◆ Exercise task ◆
Write out all of the data exactly as it appears.

◆ Given entries ◆
-- -- --

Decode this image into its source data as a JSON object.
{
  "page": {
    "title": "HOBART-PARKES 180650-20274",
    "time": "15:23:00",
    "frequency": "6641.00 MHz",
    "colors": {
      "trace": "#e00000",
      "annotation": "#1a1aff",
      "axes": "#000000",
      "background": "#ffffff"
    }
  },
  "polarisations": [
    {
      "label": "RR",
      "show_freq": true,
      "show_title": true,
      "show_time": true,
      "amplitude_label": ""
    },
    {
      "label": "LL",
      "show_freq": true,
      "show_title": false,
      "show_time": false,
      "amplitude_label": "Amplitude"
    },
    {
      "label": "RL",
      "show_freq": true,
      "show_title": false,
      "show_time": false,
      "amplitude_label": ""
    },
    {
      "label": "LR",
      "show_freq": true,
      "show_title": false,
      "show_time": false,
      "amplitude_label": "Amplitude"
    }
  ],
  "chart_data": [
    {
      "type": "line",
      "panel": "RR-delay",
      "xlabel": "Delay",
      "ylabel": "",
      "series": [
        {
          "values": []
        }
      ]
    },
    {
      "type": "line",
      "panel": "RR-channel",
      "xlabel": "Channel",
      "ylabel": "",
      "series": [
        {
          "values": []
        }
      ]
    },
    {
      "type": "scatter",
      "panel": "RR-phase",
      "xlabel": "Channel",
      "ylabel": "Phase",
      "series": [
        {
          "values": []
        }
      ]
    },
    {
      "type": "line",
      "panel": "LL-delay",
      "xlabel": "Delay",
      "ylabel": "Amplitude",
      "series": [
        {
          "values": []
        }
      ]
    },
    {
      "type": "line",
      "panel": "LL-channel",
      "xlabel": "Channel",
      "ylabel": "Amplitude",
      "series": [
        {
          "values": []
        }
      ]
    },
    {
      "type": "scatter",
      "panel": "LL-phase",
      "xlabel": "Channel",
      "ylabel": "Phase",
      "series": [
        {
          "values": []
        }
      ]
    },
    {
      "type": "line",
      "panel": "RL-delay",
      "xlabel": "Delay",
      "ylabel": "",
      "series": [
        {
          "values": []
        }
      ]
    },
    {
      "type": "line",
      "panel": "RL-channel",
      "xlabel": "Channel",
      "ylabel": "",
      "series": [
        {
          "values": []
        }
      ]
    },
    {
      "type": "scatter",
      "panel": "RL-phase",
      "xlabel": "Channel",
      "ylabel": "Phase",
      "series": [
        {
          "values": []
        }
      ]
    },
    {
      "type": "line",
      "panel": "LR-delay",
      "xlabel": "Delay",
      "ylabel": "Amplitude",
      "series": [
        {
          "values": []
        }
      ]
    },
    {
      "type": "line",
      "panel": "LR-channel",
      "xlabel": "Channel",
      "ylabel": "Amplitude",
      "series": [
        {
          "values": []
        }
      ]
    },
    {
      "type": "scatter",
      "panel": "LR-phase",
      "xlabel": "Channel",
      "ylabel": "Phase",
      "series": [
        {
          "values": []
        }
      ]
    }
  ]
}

-- -- --

◆ Complete answer ◆
Decode this image into its source data as a JSON object.
{
  "page": {
    "title": "HOBART-PARKES 180650-20274",
    "time": "15:23:00",
    "frequency": "6641.00 MHz",
    "colors": {
      "trace": "#e00000",
      "annotation": "#1a1aff",
      "axes": "#000000",
      "background": "#ffffff"
    }
  },
  "polarisations": [
    {
      "label": "RR",
      "show_freq": true,
      "show_title": true,
      "show_time": true,
      "amplitude_label": ""
    },
    {
      "label": "LL",
      "show_freq": true,
      "show_title": false,
      "show_time": false,
      "amplitude_label": "Amplitude"
    },
    {
      "label": "RL",
      "show_freq": true,
      "show_title": false,
      "show_time": false,
      "amplitude_label": ""
    },
    {
      "label": "LR",
      "show_freq": true,
      "show_title": false,
      "show_time": false,
      "amplitude_label": "Amplitude"
    }
  ],
  "chart_data": [
    {
      "type": "line",
      "panel": "RR-delay",
      "xlabel": "Delay",
      "ylabel": "",
      "series": [
        {
          "values": []
        }
      ]
    },
    {
      "type": "line",
      "panel": "RR-channel",
      "xlabel": "Channel",
      "ylabel": "",
      "series": [
        {
          "values": []
        }
      ]
    },
    {
      "type": "scatter",
      "panel": "RR-phase",
      "xlabel": "Channel",
      "ylabel": "Phase",
      "series": [
        {
          "values": []
        }
      ]
    },
    {
      "type": "line",
      "panel": "LL-delay",
      "xlabel": "Delay",
      "ylabel": "Amplitude",
      "series": [
        {
          "values": []
        }
      ]
    },
    {
      "type": "line",
      "panel": "LL-channel",
      "xlabel": "Channel",
      "ylabel": "Amplitude",
      "series": [
        {
          "values": []
        }
      ]
    },
    {
      "type": "scatter",
      "panel": "LL-phase",
      "xlabel": "Channel",
      "ylabel": "Phase",
      "series": [
        {
          "values": []
        }
      ]
    },
    {
      "type": "line",
      "panel": "RL-delay",
      "xlabel": "Delay",
      "ylabel": "",
      "series": [
        {
          "values": []
        }
      ]
    },
    {
      "type": "line",
      "panel": "RL-channel",
      "xlabel": "Channel",
      "ylabel": "",
      "series": [
        {
          "values": []
        }
      ]
    },
    {
      "type": "scatter",
      "panel": "RL-phase",
      "xlabel": "Channel",
      "ylabel": "Phase",
      "series": [
        {
          "values": []
        }
      ]
    },
    {
      "type": "line",
      "panel": "LR-delay",
      "xlabel": "Delay",
      "ylabel": "Amplitude",
      "series": [
        {
          "values": []
        }
      ]
    },
    {
      "type": "line",
      "panel": "LR-channel",
      "xlabel": "Channel",
      "ylabel": "Amplitude",
      "series": [
        {
          "values": []
        }
      ]
    },
    {
      "type": "scatter",
      "panel": "LR-phase",
      "xlabel": "Channel",
      "ylabel": "Phase",
      "series": [
        {
          "values": []
        }
      ]
    }
  ]
}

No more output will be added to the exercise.